What is asked -> Copy out the listing exactly.

* Begin *

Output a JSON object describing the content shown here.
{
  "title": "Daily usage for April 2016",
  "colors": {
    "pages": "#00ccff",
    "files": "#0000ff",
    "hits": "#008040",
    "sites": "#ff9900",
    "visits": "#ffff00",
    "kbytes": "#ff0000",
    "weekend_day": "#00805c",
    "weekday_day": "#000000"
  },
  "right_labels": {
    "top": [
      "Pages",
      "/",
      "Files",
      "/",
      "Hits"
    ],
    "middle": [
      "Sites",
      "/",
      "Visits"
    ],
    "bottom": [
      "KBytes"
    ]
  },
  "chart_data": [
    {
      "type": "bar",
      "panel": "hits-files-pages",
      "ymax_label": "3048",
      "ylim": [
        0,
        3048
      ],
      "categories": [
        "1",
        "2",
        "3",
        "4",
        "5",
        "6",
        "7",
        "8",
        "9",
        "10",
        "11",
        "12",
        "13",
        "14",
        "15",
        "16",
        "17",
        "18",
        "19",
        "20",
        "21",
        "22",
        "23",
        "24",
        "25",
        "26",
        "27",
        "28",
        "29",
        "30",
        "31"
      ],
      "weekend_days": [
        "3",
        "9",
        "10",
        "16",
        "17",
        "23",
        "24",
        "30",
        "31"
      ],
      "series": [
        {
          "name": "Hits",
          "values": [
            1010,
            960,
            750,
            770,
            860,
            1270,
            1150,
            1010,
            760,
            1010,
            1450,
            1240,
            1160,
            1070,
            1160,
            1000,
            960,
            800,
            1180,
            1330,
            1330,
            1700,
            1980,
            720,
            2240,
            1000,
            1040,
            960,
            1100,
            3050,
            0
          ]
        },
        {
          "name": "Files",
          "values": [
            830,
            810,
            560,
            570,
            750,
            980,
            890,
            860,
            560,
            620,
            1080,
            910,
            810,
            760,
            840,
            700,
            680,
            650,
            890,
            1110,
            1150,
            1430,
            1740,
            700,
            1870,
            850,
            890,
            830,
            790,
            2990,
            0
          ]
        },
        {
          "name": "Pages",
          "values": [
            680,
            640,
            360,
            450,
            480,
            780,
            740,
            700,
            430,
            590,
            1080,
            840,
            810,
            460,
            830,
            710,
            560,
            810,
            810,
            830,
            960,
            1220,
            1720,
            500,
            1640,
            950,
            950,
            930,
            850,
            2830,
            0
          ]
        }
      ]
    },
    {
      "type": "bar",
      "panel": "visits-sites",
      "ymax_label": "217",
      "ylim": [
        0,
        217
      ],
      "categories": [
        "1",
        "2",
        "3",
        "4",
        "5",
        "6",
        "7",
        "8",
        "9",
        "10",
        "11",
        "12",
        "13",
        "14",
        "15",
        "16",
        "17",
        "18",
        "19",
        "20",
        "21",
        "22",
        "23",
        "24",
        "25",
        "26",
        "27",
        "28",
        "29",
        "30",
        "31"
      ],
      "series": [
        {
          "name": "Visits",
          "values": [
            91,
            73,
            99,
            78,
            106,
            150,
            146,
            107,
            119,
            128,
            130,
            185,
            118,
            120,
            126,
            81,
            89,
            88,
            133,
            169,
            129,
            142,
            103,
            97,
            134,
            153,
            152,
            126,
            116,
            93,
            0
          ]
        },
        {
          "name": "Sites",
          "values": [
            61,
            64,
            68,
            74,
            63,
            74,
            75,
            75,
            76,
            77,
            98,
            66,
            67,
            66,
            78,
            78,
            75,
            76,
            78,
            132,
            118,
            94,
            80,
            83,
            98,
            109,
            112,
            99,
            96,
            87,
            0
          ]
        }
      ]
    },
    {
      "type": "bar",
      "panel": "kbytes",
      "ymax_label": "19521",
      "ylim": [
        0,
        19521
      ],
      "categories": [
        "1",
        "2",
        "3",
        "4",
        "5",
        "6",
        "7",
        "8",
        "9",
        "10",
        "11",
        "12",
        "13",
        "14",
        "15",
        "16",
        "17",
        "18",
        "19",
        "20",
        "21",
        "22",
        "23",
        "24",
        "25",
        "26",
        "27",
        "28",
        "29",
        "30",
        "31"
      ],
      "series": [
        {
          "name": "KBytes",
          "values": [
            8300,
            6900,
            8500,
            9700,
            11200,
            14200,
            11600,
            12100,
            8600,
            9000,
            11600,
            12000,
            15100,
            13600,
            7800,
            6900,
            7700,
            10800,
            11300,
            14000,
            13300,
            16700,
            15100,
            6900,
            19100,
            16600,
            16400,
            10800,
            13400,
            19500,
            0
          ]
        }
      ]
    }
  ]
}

* End *

Answer for the task ->
Output a JSON object describing the content shown here.
{
  "title": "Daily usage for April 2016",
  "colors": {
    "pages": "#00ccff",
    "files": "#0000ff",
    "hits": "#008040",
    "sites": "#ff9900",
    "visits": "#ffff00",
    "kbytes": "#ff0000",
    "weekend_day": "#00805c",
    "weekday_day": "#000000"
  },
  "right_labels": {
    "top": [
      "Pages",
      "/",
      "Files",
      "/",
      "Hits"
    ],
    "middle": [
      "Sites",
      "/",
      "Visits"
    ],
    "bottom": [
      "KBytes"
    ]
  },
  "chart_data": [
    {
      "type": "bar",
      "panel": "hits-files-pages",
      "ymax_label": "3048",
      "ylim": [
        0,
        3048
      ],
      "categories": [
        "1",
        "2",
        "3",
        "4",
        "5",
        "6",
        "7",
        "8",
        "9",
        "10",
        "11",
        "12",
        "13",
        "14",
        "15",
        "16",
        "17",
        "18",
        "19",
        "20",
        "21",
        "22",
        "23",
        "24",
        "25",
        "26",
        "27",
        "28",
        "29",
        "30",
        "31"
      ],
      "weekend_days": [
        "3",
        "9",
        "10",
        "16",
        "17",
        "23",
        "24",
        "30",
        "31"
      ],
      "series": [
        {
          "name": "Hits",
          "values": [
            1010,
            960,
            750,
            770,
            860,
            1270,
            1150,
            1010,
            760,
            1010,
            1450,
            1240,
            1160,
            1070,
            1160,
            1000,
            960,
            800,
            1180,
            1330,
            1330,
            1700,
            1980,
            720,
            2240,
            1000,
            1040,
            960,
            1100,
            3050,
            0
          ]
        },
        {
          "name": "Files",
          "values": [
            830,
            810,
            560,
            570,
            750,
            980,
            890,
            860,
            560,
            620,
            1080,
            910,
            810,
            760,
            840,
            700,
            680,
            650,
            890,
            1110,
            1150,
            1430,
            1740,
            700,
            1870,
            850,
            890,
            830,
            790,
            2990,
            0
          ]
        },
        {
          "name": "Pages",
          "values": [
            680,
            640,
            360,
            450,
            480,
            780,
            740,
            700,
            430,
            590,
            1080,
            840,
            810,
            460,
            830,
            710,
            560,
            810,
            810,
            830,
            960,
            1220,
            1720,
            500,
            1640,
            950,
            950,
            930,
            850,
            2830,
            0
          ]
        }
      ]
    },
    {
      "type": "bar",
      "panel": "visits-sites",
      "ymax_label": "217",
      "ylim": [
        0,
        217
      ],
      "categories": [
        "1",
        "2",
        "3",
        "4",
        "5",
        "6",
        "7",
        "8",
        "9",
        "10",
        "11",
        "12",
        "13",
        "14",
        "15",
        "16",
        "17",
        "18",
        "19",
        "20",
        "21",
        "22",
        "23",
        "24",
        "25",
        "26",
        "27",
        "28",
        "29",
        "30",
        "31"
      ],
      "series": [
        {
          "name": "Visits",
          "values": [
            91,
            73,
            99,
            78,
            106,
            150,
            146,
            107,
            119,
            128,
            130,
            185,
            118,
            120,
            126,
            81,
            89,
            88,
            133,
            169,
            129,
            142,
            103,
            97,
            134,
            153,
            152,
            126,
            116,
            93,
            0
          ]
        },
        {
          "name": "Sites",
          "values": [
            61,
            64,
            68,
            74,
            63,
            74,
            75,
            75,
            76,
            77,
            98,
            66,
            67,
            66,
            78,
            78,
            75,
            76,
            78,
            132,
            118,
            94,
            80,
            83,
            98,
            109,
            112,
            99,
            96,
            87,
            0
          ]
        }
      ]
    },
    {
      "type": "bar",
      "panel": "kbytes",
      "ymax_label": "19521",
      "ylim": [
        0,
        19521
      ],
      "categories": [
        "1",
        "2",
        "3",
        "4",
        "5",
        "6",
        "7",
        "8",
        "9",
        "10",
        "11",
        "12",
        "13",
        "14",
        "15",
        "16",
        "17",
        "18",
        "19",
        "20",
        "21",
        "22",
        "23",
        "24",
        "25",
        "26",
        "27",
        "28",
        "29",
        "30",
        "31"
      ],
      "series": [
        {
          "name": "KBytes",
          "values": [
            8300,
            6900,
            8500,
            9700,
            11200,
            14200,
            11600,
            12100,
            8600,
            9000,
            11600,
            12000,
            15100,
            13600,
            7800,
            6900,
            7700,
            10800,
            11300,
            14000,
            13300,
            16700,
            15100,
            6900,
            19100,
            16600,
            16400,
            10800,
            13400,
            19500,
            0
          ]
        }
      ]
    }
  ]
}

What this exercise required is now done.